» **Data records**:
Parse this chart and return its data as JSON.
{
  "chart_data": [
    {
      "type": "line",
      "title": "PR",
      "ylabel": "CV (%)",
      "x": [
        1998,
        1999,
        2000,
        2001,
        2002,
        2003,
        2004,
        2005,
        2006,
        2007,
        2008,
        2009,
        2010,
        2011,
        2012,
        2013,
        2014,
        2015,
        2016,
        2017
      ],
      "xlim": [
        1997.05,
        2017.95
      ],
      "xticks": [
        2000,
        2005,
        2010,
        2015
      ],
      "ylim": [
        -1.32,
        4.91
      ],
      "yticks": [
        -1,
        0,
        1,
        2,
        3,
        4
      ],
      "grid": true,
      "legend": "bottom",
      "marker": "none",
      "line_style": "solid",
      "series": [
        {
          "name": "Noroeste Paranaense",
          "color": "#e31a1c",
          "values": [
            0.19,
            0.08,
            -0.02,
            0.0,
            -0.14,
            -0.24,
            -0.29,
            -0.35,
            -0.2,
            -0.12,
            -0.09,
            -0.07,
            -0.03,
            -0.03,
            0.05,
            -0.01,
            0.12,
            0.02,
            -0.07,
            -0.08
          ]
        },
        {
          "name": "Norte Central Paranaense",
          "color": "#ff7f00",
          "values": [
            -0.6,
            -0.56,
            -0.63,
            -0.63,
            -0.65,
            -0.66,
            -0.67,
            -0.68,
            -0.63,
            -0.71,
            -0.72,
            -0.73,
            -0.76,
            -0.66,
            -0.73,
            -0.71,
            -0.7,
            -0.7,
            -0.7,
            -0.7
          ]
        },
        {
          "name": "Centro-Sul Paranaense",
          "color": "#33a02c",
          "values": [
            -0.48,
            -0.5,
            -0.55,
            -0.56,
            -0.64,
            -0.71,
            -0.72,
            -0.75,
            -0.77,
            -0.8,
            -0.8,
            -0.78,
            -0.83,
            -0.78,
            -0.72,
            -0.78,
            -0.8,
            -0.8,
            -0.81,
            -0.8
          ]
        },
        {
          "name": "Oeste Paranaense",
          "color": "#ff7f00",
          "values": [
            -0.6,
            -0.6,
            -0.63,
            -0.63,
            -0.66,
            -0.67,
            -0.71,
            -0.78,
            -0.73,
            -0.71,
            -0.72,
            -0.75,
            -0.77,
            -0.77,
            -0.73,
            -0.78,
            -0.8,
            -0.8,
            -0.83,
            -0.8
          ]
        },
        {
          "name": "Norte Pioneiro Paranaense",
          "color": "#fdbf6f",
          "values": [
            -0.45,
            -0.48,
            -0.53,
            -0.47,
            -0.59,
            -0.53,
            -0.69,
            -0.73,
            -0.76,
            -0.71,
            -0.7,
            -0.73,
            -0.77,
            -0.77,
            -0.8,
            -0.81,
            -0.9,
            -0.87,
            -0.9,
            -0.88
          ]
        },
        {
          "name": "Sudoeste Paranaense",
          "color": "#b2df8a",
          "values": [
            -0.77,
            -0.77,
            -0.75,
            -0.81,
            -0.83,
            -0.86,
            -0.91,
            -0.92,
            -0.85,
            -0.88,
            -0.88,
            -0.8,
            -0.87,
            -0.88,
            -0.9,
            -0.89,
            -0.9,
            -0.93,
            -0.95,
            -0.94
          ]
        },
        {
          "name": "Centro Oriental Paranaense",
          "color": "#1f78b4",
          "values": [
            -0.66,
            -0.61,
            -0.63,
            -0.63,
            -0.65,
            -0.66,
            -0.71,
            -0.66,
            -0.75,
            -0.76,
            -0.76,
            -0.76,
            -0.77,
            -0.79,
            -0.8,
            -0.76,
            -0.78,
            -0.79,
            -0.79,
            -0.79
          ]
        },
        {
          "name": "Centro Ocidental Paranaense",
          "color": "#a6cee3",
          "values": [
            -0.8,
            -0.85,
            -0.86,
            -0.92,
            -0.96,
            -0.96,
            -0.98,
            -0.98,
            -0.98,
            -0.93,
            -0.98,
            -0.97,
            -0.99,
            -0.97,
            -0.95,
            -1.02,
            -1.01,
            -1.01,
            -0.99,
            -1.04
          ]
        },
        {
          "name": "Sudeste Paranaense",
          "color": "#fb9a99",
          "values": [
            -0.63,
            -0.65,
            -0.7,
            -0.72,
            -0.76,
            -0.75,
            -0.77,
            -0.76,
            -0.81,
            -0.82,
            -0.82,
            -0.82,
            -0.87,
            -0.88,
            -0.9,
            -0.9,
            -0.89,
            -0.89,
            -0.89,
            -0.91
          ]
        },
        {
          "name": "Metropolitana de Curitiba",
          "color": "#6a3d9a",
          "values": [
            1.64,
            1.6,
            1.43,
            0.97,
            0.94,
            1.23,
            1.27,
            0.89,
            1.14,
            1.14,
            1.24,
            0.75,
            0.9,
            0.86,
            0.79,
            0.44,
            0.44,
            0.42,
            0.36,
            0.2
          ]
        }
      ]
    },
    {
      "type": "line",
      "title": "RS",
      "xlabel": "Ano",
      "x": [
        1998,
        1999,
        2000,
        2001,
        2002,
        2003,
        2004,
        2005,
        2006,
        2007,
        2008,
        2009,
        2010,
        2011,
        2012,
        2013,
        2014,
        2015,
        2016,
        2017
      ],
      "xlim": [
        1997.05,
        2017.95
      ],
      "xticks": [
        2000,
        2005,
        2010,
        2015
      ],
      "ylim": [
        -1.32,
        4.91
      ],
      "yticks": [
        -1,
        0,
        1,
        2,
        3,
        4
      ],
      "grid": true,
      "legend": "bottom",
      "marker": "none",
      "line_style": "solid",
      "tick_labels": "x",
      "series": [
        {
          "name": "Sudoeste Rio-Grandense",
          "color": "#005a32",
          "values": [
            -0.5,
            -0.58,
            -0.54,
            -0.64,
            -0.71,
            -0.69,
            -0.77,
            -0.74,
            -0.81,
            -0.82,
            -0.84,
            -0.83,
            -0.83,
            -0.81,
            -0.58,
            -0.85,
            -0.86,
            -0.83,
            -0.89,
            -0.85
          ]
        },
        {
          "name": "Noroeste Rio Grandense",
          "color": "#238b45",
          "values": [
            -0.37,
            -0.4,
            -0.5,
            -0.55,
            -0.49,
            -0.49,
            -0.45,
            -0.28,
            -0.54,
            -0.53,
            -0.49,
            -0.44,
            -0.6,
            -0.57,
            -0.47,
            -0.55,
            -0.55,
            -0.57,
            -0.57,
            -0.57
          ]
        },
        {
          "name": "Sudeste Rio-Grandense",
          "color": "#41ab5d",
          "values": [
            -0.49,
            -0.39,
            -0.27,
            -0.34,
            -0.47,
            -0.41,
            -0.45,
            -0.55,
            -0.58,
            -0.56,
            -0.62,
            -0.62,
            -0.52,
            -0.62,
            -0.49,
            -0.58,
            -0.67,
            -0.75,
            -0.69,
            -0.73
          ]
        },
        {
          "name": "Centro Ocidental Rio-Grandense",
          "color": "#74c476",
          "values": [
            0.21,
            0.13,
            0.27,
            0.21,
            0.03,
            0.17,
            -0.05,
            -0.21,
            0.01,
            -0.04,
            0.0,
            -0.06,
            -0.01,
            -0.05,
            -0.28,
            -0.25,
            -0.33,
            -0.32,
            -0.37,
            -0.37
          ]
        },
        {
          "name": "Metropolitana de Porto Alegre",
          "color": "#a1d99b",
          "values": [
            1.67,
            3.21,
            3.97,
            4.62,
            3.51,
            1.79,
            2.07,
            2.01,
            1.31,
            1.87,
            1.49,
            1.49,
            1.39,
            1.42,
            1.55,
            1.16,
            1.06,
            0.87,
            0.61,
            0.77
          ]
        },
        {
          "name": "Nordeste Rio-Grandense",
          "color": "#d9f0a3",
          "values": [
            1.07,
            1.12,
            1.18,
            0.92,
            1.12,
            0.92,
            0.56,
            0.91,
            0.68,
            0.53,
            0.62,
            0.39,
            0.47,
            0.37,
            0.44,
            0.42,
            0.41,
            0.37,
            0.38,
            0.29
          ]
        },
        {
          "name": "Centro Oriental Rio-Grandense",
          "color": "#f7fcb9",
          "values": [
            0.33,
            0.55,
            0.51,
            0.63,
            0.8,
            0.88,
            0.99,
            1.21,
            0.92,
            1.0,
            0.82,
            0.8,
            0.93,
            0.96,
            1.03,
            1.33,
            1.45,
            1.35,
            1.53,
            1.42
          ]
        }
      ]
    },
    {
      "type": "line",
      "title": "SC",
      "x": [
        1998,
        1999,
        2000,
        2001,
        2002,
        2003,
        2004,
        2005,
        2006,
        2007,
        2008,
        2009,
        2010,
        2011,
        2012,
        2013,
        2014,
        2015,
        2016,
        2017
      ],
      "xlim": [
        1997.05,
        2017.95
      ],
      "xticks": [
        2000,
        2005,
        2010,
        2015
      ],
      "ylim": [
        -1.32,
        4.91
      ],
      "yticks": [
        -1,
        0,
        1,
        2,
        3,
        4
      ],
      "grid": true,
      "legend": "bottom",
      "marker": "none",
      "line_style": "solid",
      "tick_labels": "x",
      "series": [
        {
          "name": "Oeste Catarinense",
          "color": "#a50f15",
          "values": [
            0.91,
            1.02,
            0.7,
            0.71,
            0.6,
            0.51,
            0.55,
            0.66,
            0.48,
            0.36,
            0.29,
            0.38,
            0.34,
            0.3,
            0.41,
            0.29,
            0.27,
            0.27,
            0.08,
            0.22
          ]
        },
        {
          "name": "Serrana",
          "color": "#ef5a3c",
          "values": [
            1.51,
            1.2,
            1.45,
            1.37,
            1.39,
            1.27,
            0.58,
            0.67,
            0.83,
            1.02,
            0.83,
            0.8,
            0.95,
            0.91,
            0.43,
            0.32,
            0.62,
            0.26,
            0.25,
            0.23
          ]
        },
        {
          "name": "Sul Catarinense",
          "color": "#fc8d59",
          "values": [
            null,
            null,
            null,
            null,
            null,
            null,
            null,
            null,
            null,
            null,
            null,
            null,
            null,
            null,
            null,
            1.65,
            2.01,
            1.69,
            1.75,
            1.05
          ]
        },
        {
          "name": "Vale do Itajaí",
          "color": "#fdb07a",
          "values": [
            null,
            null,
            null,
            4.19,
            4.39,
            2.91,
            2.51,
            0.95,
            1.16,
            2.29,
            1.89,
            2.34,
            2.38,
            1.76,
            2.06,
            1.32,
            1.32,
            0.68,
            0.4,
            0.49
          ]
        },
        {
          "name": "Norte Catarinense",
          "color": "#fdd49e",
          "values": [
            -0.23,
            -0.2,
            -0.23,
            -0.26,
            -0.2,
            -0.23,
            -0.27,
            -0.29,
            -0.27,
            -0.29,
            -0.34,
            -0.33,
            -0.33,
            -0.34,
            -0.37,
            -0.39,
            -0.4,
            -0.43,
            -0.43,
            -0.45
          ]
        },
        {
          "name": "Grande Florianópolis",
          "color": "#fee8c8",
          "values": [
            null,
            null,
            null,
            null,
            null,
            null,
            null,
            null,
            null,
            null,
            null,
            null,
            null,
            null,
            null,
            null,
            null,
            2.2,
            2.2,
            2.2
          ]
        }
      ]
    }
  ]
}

» **Job**:
Count how many lines in the data contain the word "Oriental", giving the number without comment.

» **Output of the exercise**:
2